All the data below goes into the copy word for word, but the pictures don't.
── Dataset excerpts
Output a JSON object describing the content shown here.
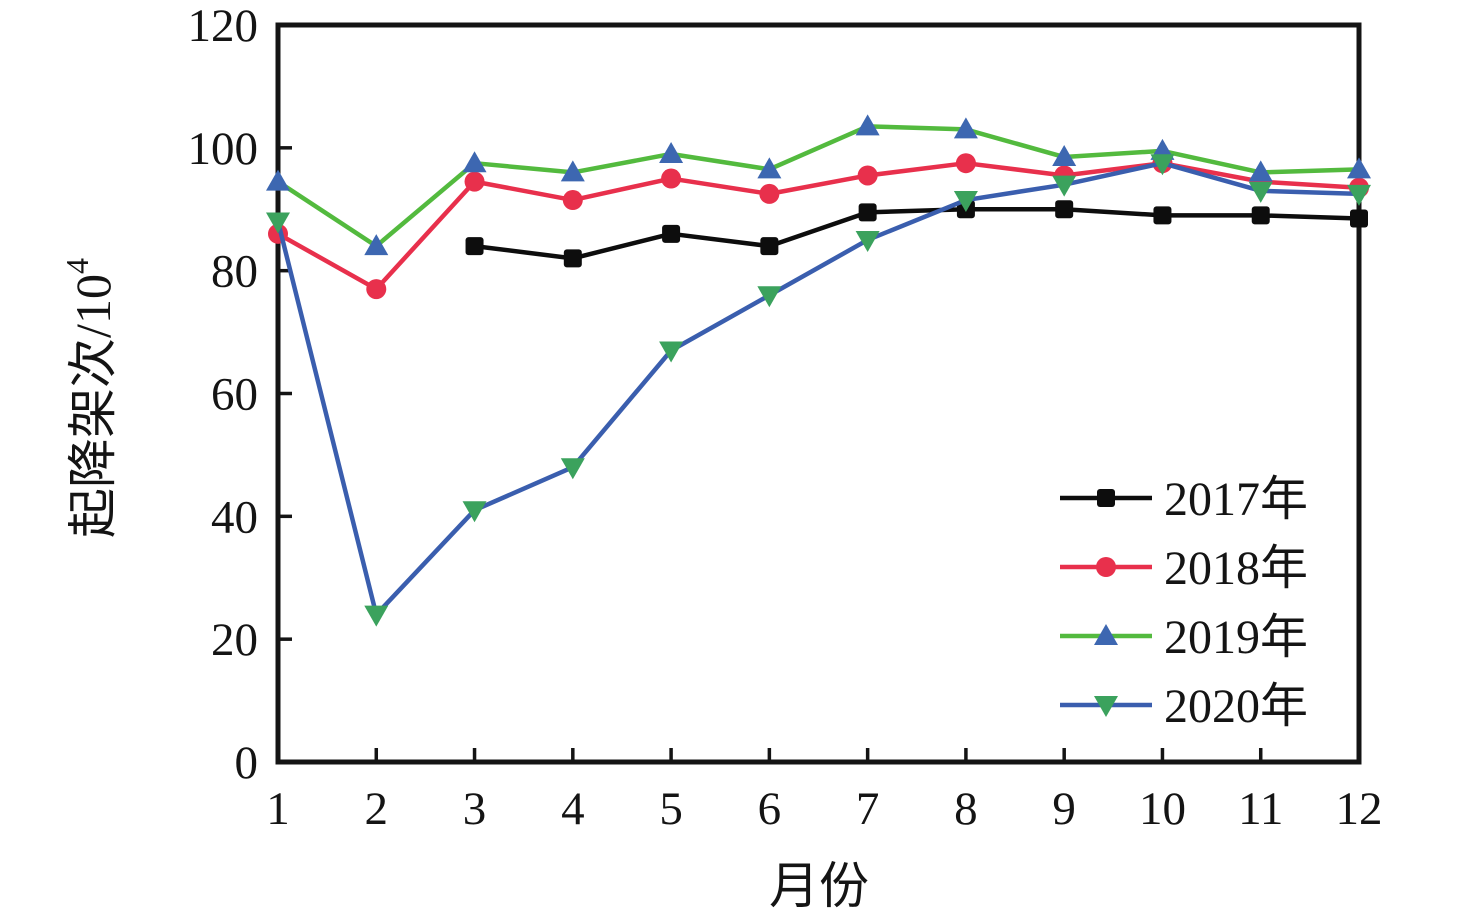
{
  "figure": {
    "background": "#ffffff",
    "ink_color": "#141414"
  },
  "chart_data": {
    "type": "line",
    "title": "",
    "xlabel": "月份",
    "ylabel": "起降架次/10⁴",
    "ylabel_base": "起降架次/10",
    "ylabel_superscript": "4",
    "x": [
      1,
      2,
      3,
      4,
      5,
      6,
      7,
      8,
      9,
      10,
      11,
      12
    ],
    "xlim": [
      1,
      12
    ],
    "ylim": [
      0,
      120
    ],
    "yticks": [
      0,
      20,
      40,
      60,
      80,
      100,
      120
    ],
    "grid": false,
    "legend_position": "inside lower right",
    "series": [
      {
        "name": "2017年",
        "line_color": "#0d0d0d",
        "marker": "square",
        "marker_color": "#0d0d0d",
        "values": [
          null,
          null,
          84,
          82,
          86,
          84,
          89.5,
          90,
          90,
          89,
          89,
          88.5
        ]
      },
      {
        "name": "2018年",
        "line_color": "#e8304c",
        "marker": "circle",
        "marker_color": "#e8304c",
        "values": [
          86,
          77,
          94.5,
          91.5,
          95,
          92.5,
          95.5,
          97.5,
          95.5,
          97.5,
          94.5,
          93.5
        ]
      },
      {
        "name": "2019年",
        "line_color": "#53ba3e",
        "marker": "triangle-up",
        "marker_color": "#3d67b1",
        "values": [
          94.5,
          84,
          97.5,
          96,
          99,
          96.5,
          103.5,
          103,
          98.5,
          99.5,
          96,
          96.5
        ]
      },
      {
        "name": "2020年",
        "line_color": "#3a5eae",
        "marker": "triangle-down",
        "marker_color": "#3ba25d",
        "values": [
          88,
          24,
          41,
          48,
          67,
          76,
          85,
          91.5,
          94,
          97.5,
          93,
          92.5
        ]
      }
    ]
  }
}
────
Written reply
Output a JSON object describing the content shown here.
{
  "figure": {
    "background": "#ffffff",
    "ink_color": "#141414"
  },
  "chart_data": {
    "type": "line",
    "title": "",
    "xlabel": "月份",
    "ylabel": "起降架次/10⁴",
    "ylabel_base": "起降架次/10",
    "ylabel_superscript": "4",
    "x": [
      1,
      2,
      3,
      4,
      5,
      6,
      7,
      8,
      9,
      10,
      11,
      12
    ],
    "xlim": [
      1,
      12
    ],
    "ylim": [
      0,
      120
    ],
    "yticks": [
      0,
      20,
      40,
      60,
      80,
      100,
      120
    ],
    "grid": false,
    "legend_position": "inside lower right",
    "series": [
      {
        "name": "2017年",
        "line_color": "#0d0d0d",
        "marker": "square",
        "marker_color": "#0d0d0d",
        "values": [
          null,
          null,
          84,
          82,
          86,
          84,
          89.5,
          90,
          90,
          89,
          89,
          88.5
        ]
      },
      {
        "name": "2018年",
        "line_color": "#e8304c",
        "marker": "circle",
        "marker_color": "#e8304c",
        "values": [
          86,
          77,
          94.5,
          91.5,
          95,
          92.5,
          95.5,
          97.5,
          95.5,
          97.5,
          94.5,
          93.5
        ]
      },
      {
        "name": "2019年",
        "line_color": "#53ba3e",
        "marker": "triangle-up",
        "marker_color": "#3d67b1",
        "values": [
          94.5,
          84,
          97.5,
          96,
          99,
          96.5,
          103.5,
          103,
          98.5,
          99.5,
          96,
          96.5
        ]
      },
      {
        "name": "2020年",
        "line_color": "#3a5eae",
        "marker": "triangle-down",
        "marker_color": "#3ba25d",
        "values": [
          88,
          24,
          41,
          48,
          67,
          76,
          85,
          91.5,
          94,
          97.5,
          93,
          92.5
        ]
      }
    ]
  }
}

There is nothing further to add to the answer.